### Collected data
* * * * *

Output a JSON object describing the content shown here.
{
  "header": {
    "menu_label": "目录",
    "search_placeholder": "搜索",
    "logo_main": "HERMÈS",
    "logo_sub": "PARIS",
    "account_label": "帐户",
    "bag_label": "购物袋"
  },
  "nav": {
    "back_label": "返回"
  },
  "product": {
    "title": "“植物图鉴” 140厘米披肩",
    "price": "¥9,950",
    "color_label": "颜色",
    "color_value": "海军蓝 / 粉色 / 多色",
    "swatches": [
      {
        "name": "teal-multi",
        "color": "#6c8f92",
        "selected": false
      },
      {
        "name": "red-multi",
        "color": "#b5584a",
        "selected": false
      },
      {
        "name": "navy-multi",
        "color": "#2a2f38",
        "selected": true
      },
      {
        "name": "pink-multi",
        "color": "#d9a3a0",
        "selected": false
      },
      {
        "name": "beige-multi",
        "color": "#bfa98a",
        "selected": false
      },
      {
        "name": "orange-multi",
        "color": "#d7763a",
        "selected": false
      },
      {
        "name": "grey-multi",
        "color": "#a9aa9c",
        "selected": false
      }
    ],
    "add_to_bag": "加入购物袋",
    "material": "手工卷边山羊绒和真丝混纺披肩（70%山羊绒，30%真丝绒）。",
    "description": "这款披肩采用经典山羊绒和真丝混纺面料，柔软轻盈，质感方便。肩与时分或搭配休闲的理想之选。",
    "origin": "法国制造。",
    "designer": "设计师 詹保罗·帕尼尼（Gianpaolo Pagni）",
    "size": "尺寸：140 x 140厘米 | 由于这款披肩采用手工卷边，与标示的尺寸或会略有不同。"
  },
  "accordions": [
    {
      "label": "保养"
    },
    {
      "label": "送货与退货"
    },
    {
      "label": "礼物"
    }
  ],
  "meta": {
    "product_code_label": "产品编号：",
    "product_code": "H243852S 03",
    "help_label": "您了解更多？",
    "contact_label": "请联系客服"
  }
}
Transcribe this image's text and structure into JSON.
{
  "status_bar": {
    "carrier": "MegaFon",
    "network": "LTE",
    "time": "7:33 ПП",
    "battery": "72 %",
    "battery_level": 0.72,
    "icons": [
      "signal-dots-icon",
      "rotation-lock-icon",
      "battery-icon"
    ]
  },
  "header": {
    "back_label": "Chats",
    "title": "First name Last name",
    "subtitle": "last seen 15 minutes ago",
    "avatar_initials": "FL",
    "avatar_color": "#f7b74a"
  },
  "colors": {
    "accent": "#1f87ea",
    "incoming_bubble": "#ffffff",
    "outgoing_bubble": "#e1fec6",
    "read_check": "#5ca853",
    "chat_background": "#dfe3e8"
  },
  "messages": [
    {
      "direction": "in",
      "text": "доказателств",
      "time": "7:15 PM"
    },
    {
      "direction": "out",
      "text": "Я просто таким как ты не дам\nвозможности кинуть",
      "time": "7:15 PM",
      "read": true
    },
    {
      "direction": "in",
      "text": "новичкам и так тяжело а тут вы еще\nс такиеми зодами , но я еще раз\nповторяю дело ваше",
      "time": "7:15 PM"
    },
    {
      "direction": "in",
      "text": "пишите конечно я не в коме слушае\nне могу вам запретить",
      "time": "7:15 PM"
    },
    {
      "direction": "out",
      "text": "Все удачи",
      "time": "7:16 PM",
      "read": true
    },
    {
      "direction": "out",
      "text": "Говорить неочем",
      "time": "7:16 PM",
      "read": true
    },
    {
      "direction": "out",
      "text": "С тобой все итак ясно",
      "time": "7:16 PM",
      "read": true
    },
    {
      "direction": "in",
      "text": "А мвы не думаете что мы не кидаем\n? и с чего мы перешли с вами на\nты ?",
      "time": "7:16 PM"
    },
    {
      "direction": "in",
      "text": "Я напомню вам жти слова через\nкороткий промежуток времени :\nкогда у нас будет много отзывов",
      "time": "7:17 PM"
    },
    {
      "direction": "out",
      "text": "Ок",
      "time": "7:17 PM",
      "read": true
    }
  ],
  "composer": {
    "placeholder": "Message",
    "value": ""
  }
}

* * * * *

### Task instructions
Transcribe the material exactly as it reads.

### Exercise output
Output a JSON object describing the content shown here.
{
  "header": {
    "menu_label": "目录",
    "search_placeholder": "搜索",
    "logo_main": "HERMÈS",
    "logo_sub": "PARIS",
    "account_label": "帐户",
    "bag_label": "购物袋"
  },
  "nav": {
    "back_label": "返回"
  },
  "product": {
    "title": "“植物图鉴” 140厘米披肩",
    "price": "¥9,950",
    "color_label": "颜色",
    "color_value": "海军蓝 / 粉色 / 多色",
    "swatches": [
      {
        "name": "teal-multi",
        "color": "#6c8f92",
        "selected": false
      },
      {
        "name": "red-multi",
        "color": "#b5584a",
        "selected": false
      },
      {
        "name": "navy-multi",
        "color": "#2a2f38",
        "selected": true
      },
      {
        "name": "pink-multi",
        "color": "#d9a3a0",
        "selected": false
      },
      {
        "name": "beige-multi",
        "color": "#bfa98a",
        "selected": false
      },
      {
        "name": "orange-multi",
        "color": "#d7763a",
        "selected": false
      },
      {
        "name": "grey-multi",
        "color": "#a9aa9c",
        "selected": false
      }
    ],
    "add_to_bag": "加入购物袋",
    "material": "手工卷边山羊绒和真丝混纺披肩（70%山羊绒，30%真丝绒）。",
    "description": "这款披肩采用经典山羊绒和真丝混纺面料，柔软轻盈，质感方便。肩与时分或搭配休闲的理想之选。",
    "origin": "法国制造。",
    "designer": "设计师 詹保罗·帕尼尼（Gianpaolo Pagni）",
    "size": "尺寸：140 x 140厘米 | 由于这款披肩采用手工卷边，与标示的尺寸或会略有不同。"
  },
  "accordions": [
    {
      "label": "保养"
    },
    {
      "label": "送货与退货"
    },
    {
      "label": "礼物"
    }
  ],
  "meta": {
    "product_code_label": "产品编号：",
    "product_code": "H243852S 03",
    "help_label": "您了解更多？",
    "contact_label": "请联系客服"
  }
}
Transcribe this image's text and structure into JSON.
{
  "status_bar": {
    "carrier": "MegaFon",
    "network": "LTE",
    "time": "7:33 ПП",
    "battery": "72 %",
    "battery_level": 0.72,
    "icons": [
      "signal-dots-icon",
      "rotation-lock-icon",
      "battery-icon"
    ]
  },
  "header": {
    "back_label": "Chats",
    "title": "First name Last name",
    "subtitle": "last seen 15 minutes ago",
    "avatar_initials": "FL",
    "avatar_color": "#f7b74a"
  },
  "colors": {
    "accent": "#1f87ea",
    "incoming_bubble": "#ffffff",
    "outgoing_bubble": "#e1fec6",
    "read_check": "#5ca853",
    "chat_background": "#dfe3e8"
  },
  "messages": [
    {
      "direction": "in",
      "text": "доказателств",
      "time": "7:15 PM"
    },
    {
      "direction": "out",
      "text": "Я просто таким как ты не дам\nвозможности кинуть",
      "time": "7:15 PM",
      "read": true
    },
    {
      "direction": "in",
      "text": "новичкам и так тяжело а тут вы еще\nс такиеми зодами , но я еще раз\nповторяю дело ваше",
      "time": "7:15 PM"
    },
    {
      "direction": "in",
      "text": "пишите конечно я не в коме слушае\nне могу вам запретить",
      "time": "7:15 PM"
    },
    {
      "direction": "out",
      "text": "Все удачи",
      "time": "7:16 PM",
      "read": true
    },
    {
      "direction": "out",
      "text": "Говорить неочем",
      "time": "7:16 PM",
      "read": true
    },
    {
      "direction": "out",
      "text": "С тобой все итак ясно",
      "time": "7:16 PM",
      "read": true
    },
    {
      "direction": "in",
      "text": "А мвы не думаете что мы не кидаем\n? и с чего мы перешли с вами на\nты ?",
      "time": "7:16 PM"
    },
    {
      "direction": "in",
      "text": "Я напомню вам жти слова через\nкороткий промежуток времени :\nкогда у нас будет много отзывов",
      "time": "7:17 PM"
    },
    {
      "direction": "out",
      "text": "Ок",
      "time": "7:17 PM",
      "read": true
    }
  ],
  "composer": {
    "placeholder": "Message",
    "value": ""
  }
}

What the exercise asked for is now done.